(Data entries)
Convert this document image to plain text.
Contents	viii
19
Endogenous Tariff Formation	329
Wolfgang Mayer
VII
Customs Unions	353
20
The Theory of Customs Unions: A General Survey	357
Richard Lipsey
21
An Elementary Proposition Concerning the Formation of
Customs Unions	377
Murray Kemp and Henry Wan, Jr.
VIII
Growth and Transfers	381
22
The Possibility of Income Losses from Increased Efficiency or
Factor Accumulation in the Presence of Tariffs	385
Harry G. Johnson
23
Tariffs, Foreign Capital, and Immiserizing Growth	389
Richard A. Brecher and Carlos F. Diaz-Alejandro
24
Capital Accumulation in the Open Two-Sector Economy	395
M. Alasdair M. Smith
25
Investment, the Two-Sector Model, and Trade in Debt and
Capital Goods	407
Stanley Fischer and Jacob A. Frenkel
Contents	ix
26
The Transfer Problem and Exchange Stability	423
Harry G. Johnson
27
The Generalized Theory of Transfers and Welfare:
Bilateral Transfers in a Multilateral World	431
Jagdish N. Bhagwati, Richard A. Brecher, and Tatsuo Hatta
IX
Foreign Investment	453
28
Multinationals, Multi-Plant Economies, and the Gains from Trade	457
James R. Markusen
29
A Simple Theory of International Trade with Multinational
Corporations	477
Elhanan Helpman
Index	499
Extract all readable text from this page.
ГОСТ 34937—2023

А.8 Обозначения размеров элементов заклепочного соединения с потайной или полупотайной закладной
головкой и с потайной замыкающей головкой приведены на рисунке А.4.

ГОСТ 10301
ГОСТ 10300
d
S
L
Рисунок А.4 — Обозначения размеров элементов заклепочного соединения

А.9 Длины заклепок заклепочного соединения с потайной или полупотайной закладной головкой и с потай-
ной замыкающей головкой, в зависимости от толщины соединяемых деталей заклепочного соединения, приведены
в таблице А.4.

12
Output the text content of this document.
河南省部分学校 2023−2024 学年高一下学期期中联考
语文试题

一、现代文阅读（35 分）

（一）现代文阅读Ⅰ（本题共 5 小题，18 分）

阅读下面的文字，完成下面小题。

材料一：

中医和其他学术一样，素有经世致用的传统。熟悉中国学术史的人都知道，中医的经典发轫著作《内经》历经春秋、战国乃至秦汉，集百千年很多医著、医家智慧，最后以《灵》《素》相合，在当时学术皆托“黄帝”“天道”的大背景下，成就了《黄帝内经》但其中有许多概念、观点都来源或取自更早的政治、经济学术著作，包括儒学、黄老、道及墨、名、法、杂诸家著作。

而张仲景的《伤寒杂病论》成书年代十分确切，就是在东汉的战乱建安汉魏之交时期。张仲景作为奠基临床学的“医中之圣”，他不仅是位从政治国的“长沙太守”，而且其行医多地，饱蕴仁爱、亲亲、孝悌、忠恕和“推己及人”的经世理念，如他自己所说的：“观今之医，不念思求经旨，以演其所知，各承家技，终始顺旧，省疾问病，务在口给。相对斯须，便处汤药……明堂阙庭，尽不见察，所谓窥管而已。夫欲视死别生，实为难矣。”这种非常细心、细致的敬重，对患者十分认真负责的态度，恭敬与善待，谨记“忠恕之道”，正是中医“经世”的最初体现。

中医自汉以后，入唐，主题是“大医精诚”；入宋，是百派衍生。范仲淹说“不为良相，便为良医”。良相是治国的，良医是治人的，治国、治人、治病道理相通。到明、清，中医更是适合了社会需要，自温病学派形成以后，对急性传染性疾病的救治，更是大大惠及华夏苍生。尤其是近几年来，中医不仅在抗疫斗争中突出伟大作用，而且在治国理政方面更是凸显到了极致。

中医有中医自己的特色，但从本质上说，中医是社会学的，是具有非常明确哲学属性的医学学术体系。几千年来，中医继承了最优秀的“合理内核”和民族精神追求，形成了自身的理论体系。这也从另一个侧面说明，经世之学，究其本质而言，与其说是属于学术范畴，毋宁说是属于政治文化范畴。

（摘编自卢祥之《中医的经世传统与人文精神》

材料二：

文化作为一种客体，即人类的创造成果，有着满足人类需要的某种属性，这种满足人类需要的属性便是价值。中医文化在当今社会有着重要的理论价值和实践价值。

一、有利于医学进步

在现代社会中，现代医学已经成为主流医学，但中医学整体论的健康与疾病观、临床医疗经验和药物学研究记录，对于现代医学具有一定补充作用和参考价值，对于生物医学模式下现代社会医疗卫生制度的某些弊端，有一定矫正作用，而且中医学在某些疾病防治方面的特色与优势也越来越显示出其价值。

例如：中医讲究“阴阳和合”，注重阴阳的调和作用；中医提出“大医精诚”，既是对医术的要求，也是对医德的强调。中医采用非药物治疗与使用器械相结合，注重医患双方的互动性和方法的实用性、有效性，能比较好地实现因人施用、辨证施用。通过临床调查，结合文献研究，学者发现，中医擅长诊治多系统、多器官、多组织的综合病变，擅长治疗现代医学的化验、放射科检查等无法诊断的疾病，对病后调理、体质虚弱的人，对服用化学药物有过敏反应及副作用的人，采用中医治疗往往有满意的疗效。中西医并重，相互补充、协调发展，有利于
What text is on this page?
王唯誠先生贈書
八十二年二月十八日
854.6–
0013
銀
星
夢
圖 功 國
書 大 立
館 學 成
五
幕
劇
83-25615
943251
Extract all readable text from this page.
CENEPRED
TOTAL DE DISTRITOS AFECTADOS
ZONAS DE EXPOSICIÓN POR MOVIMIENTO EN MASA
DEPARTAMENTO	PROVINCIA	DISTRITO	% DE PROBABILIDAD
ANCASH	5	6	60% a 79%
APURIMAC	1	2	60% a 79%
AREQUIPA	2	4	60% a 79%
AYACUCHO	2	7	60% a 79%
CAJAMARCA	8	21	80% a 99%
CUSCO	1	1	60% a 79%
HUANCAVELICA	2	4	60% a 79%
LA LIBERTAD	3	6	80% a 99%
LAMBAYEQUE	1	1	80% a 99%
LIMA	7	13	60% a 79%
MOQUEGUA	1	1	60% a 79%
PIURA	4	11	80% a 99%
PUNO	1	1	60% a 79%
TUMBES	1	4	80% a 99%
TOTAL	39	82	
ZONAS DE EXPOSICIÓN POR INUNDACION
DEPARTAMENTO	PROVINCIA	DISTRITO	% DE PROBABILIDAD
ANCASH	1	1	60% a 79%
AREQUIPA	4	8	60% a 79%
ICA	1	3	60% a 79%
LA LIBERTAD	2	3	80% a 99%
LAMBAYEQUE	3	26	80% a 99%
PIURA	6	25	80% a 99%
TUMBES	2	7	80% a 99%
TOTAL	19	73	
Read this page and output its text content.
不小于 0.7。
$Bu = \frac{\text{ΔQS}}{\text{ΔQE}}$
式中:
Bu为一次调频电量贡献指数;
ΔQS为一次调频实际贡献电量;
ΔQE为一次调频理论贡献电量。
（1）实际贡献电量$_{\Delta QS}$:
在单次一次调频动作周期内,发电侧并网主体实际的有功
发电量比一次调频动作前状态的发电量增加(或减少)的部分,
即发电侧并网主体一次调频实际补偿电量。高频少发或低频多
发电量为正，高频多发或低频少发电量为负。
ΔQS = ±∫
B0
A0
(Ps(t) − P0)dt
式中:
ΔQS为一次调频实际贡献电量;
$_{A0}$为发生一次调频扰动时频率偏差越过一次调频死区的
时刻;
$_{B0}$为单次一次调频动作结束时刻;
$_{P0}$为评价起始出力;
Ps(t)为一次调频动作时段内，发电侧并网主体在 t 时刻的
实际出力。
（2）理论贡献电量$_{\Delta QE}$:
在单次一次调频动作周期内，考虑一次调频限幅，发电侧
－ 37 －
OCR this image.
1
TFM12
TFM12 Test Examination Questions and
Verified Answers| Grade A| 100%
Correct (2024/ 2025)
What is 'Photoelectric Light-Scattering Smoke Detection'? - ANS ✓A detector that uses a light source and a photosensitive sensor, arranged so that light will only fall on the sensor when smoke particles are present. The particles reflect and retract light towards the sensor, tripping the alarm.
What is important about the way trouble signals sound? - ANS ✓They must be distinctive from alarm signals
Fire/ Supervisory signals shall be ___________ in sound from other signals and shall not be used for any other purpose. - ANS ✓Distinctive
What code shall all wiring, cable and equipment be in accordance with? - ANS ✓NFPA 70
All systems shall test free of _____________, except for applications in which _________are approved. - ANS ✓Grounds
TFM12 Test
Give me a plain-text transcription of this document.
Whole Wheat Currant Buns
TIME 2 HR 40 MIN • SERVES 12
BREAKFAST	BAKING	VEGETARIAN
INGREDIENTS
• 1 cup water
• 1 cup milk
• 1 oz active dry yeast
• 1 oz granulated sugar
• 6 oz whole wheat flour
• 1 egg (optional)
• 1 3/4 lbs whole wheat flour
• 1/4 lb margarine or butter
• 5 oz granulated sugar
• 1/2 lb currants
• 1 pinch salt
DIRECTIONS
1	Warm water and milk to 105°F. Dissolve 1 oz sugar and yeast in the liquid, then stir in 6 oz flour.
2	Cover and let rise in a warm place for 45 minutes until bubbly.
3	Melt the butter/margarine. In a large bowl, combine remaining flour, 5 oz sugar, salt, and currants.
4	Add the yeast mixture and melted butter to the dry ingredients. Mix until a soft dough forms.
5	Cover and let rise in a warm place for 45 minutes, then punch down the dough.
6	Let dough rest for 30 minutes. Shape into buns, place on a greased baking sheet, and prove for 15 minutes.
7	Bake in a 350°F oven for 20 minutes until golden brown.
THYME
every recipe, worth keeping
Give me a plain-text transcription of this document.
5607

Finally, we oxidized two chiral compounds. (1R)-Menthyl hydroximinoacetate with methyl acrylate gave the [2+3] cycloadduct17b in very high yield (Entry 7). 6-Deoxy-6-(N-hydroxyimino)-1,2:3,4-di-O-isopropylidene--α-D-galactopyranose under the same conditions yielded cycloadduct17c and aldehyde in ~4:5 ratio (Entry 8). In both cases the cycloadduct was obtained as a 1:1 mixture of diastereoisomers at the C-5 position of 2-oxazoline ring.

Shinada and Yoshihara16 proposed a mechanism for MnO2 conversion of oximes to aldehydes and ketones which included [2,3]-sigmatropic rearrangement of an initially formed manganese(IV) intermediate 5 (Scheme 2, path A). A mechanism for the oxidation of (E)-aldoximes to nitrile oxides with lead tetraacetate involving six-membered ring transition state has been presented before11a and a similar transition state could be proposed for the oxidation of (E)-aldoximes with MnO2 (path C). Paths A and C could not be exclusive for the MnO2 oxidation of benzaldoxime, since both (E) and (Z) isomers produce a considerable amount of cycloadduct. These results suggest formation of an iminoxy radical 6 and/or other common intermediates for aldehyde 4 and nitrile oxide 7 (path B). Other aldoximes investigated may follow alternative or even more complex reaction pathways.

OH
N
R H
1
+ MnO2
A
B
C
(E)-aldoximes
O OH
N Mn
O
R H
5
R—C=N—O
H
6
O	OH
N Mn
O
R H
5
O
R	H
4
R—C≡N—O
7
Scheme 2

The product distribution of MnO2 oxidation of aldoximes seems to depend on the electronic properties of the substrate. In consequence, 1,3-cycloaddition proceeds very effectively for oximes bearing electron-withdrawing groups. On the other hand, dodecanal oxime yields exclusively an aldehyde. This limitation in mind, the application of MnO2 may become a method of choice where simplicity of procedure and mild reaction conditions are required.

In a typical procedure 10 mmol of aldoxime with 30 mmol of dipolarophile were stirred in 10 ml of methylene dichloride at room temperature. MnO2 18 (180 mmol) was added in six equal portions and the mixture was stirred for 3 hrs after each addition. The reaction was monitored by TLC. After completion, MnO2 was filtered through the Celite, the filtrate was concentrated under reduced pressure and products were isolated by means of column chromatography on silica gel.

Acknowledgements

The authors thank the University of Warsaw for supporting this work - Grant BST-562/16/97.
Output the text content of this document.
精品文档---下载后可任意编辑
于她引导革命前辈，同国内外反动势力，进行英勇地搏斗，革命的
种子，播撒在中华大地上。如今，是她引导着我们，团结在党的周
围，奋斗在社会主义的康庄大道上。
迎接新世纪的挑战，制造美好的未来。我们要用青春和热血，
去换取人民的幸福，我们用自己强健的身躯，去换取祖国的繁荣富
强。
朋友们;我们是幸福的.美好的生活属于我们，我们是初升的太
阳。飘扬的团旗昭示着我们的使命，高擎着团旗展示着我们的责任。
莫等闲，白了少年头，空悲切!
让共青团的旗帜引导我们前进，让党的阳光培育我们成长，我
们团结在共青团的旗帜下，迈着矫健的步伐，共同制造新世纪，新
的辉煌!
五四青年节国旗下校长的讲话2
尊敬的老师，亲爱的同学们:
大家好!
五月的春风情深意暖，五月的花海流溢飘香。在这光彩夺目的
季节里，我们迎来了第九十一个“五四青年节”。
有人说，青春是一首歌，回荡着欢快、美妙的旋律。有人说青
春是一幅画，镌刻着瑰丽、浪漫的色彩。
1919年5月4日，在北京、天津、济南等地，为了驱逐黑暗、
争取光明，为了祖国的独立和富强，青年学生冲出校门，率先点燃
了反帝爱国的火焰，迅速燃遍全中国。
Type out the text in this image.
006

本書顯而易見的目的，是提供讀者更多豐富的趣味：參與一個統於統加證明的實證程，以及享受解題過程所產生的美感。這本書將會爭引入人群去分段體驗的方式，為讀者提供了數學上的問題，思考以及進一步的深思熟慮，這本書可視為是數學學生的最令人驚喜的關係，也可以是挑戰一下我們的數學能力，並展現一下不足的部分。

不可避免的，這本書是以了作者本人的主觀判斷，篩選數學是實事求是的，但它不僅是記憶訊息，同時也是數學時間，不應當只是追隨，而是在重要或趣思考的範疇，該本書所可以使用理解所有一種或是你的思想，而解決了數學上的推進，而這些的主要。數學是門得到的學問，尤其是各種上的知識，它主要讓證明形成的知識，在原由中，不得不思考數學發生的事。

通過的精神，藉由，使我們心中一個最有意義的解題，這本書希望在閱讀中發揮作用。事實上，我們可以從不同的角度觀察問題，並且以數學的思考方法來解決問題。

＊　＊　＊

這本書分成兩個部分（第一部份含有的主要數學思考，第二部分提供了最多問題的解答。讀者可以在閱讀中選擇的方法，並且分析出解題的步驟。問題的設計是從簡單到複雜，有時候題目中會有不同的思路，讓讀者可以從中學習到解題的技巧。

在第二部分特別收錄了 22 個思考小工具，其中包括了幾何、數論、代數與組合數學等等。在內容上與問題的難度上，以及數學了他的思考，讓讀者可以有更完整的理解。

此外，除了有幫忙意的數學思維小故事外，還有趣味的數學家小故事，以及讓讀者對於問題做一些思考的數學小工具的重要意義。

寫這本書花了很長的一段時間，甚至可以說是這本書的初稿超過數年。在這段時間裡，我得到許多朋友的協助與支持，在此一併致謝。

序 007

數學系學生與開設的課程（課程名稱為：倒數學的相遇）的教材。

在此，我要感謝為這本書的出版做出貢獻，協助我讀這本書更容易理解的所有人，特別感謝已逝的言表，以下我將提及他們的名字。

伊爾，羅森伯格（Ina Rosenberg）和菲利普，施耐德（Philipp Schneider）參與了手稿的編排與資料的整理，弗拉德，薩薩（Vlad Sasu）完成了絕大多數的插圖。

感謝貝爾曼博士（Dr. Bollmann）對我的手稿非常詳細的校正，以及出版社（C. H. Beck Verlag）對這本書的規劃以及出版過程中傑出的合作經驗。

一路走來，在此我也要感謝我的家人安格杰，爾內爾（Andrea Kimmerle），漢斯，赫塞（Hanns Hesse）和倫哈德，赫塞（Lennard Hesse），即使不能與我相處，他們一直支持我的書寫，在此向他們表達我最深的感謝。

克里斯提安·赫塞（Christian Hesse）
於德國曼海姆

• Written problem
From the records above, pick out and copy each line holding the word "sugar".

• The completed task
• 1 oz granulated sugar
• 5 oz granulated sugar
1	Warm water and milk to 105°F. Dissolve 1 oz sugar and yeast in the liquid, then stir in 6 oz flour.
3	Melt the butter/margarine. In a large bowl, combine remaining flour, 5 oz sugar, salt, and currants.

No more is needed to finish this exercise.